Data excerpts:

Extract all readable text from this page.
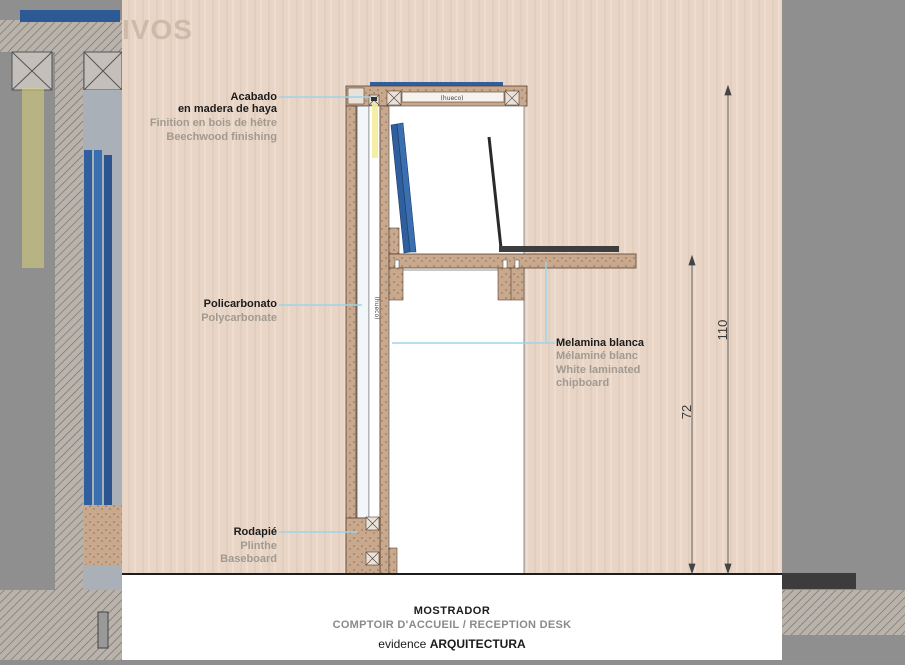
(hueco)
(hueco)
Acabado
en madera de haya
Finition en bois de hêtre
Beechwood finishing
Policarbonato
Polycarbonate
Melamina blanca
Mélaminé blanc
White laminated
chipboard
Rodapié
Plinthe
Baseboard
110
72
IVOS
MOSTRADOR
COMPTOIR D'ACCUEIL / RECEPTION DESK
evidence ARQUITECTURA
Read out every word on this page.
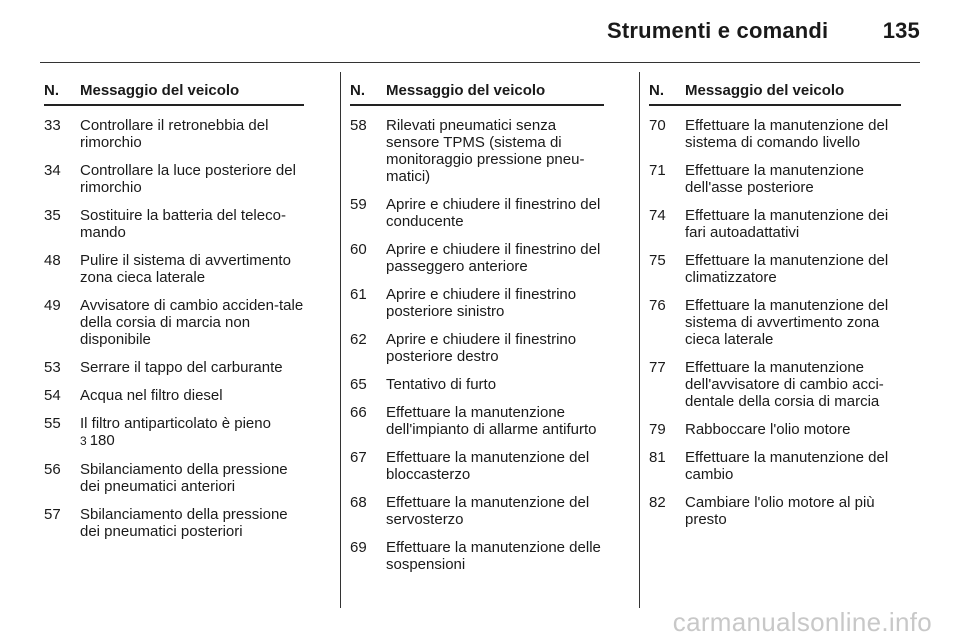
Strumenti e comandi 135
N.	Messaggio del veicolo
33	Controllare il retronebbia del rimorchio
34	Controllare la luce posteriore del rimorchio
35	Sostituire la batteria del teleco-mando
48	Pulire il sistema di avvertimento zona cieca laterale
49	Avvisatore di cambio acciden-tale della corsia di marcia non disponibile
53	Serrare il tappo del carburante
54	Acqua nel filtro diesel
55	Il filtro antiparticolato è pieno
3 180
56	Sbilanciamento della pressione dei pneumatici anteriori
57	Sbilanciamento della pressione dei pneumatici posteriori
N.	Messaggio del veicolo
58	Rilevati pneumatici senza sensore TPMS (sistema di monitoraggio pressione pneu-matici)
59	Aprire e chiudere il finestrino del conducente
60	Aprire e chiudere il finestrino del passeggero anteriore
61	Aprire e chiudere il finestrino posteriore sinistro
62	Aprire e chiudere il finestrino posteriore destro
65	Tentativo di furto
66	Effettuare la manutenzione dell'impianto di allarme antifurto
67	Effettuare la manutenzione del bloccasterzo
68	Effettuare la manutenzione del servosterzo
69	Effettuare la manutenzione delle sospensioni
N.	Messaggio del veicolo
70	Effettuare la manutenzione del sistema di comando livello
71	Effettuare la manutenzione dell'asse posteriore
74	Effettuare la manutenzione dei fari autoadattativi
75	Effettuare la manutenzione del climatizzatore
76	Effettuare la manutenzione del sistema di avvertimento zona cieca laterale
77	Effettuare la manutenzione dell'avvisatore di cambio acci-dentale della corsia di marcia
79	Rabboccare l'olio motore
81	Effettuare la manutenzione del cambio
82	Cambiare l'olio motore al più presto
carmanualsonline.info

GIVEN REQUEST: Reproduce each line word for word and drop the pictures.

SOLUTION FOR THIS EXERCISE:
Extract all readable text from this page.
(hueco)
(hueco)
Acabado
en madera de haya
Finition en bois de hêtre
Beechwood finishing
Policarbonato
Polycarbonate
Melamina blanca
Mélaminé blanc
White laminated
chipboard
Rodapié
Plinthe
Baseboard
110
72
IVOS
MOSTRADOR
COMPTOIR D'ACCUEIL / RECEPTION DESK
evidence ARQUITECTURA
Read out every word on this page.
Strumenti e comandi 135
N.	Messaggio del veicolo
33	Controllare il retronebbia del rimorchio
34	Controllare la luce posteriore del rimorchio
35	Sostituire la batteria del teleco-mando
48	Pulire il sistema di avvertimento zona cieca laterale
49	Avvisatore di cambio acciden-tale della corsia di marcia non disponibile
53	Serrare il tappo del carburante
54	Acqua nel filtro diesel
55	Il filtro antiparticolato è pieno
3 180
56	Sbilanciamento della pressione dei pneumatici anteriori
57	Sbilanciamento della pressione dei pneumatici posteriori
N.	Messaggio del veicolo
58	Rilevati pneumatici senza sensore TPMS (sistema di monitoraggio pressione pneu-matici)
59	Aprire e chiudere il finestrino del conducente
60	Aprire e chiudere il finestrino del passeggero anteriore
61	Aprire e chiudere il finestrino posteriore sinistro
62	Aprire e chiudere il finestrino posteriore destro
65	Tentativo di furto
66	Effettuare la manutenzione dell'impianto di allarme antifurto
67	Effettuare la manutenzione del bloccasterzo
68	Effettuare la manutenzione del servosterzo
69	Effettuare la manutenzione delle sospensioni
N.	Messaggio del veicolo
70	Effettuare la manutenzione del sistema di comando livello
71	Effettuare la manutenzione dell'asse posteriore
74	Effettuare la manutenzione dei fari autoadattativi
75	Effettuare la manutenzione del climatizzatore
76	Effettuare la manutenzione del sistema di avvertimento zona cieca laterale
77	Effettuare la manutenzione dell'avvisatore di cambio acci-dentale della corsia di marcia
79	Rabboccare l'olio motore
81	Effettuare la manutenzione del cambio
82	Cambiare l'olio motore al più presto
carmanualsonline.info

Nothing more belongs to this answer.